What the task asks = Give the listing below again in full, exactly as written.

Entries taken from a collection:
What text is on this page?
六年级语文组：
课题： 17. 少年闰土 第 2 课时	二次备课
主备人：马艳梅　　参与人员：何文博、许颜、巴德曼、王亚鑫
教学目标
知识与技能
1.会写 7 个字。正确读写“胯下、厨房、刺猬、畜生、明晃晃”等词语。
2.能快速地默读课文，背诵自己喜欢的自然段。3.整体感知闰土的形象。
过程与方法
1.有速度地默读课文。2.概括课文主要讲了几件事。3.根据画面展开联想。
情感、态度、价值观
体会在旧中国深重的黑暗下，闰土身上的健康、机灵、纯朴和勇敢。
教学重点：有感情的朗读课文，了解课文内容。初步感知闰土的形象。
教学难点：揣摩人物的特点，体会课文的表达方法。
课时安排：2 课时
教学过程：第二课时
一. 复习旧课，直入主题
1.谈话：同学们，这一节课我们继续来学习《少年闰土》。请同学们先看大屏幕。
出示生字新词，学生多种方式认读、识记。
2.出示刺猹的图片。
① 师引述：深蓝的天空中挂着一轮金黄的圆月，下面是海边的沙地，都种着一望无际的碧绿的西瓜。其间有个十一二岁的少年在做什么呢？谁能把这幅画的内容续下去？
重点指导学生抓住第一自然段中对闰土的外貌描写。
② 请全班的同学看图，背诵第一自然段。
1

Result of this task =
What text is on this page?
六年级语文组：
课题： 17. 少年闰土 第 2 课时	二次备课
主备人：马艳梅　　参与人员：何文博、许颜、巴德曼、王亚鑫
教学目标
知识与技能
1.会写 7 个字。正确读写“胯下、厨房、刺猬、畜生、明晃晃”等词语。
2.能快速地默读课文，背诵自己喜欢的自然段。3.整体感知闰土的形象。
过程与方法
1.有速度地默读课文。2.概括课文主要讲了几件事。3.根据画面展开联想。
情感、态度、价值观
体会在旧中国深重的黑暗下，闰土身上的健康、机灵、纯朴和勇敢。
教学重点：有感情的朗读课文，了解课文内容。初步感知闰土的形象。
教学难点：揣摩人物的特点，体会课文的表达方法。
课时安排：2 课时
教学过程：第二课时
一. 复习旧课，直入主题
1.谈话：同学们，这一节课我们继续来学习《少年闰土》。请同学们先看大屏幕。
出示生字新词，学生多种方式认读、识记。
2.出示刺猹的图片。
① 师引述：深蓝的天空中挂着一轮金黄的圆月，下面是海边的沙地，都种着一望无际的碧绿的西瓜。其间有个十一二岁的少年在做什么呢？谁能把这幅画的内容续下去？
重点指导学生抓住第一自然段中对闰土的外貌描写。
② 请全班的同学看图，背诵第一自然段。
1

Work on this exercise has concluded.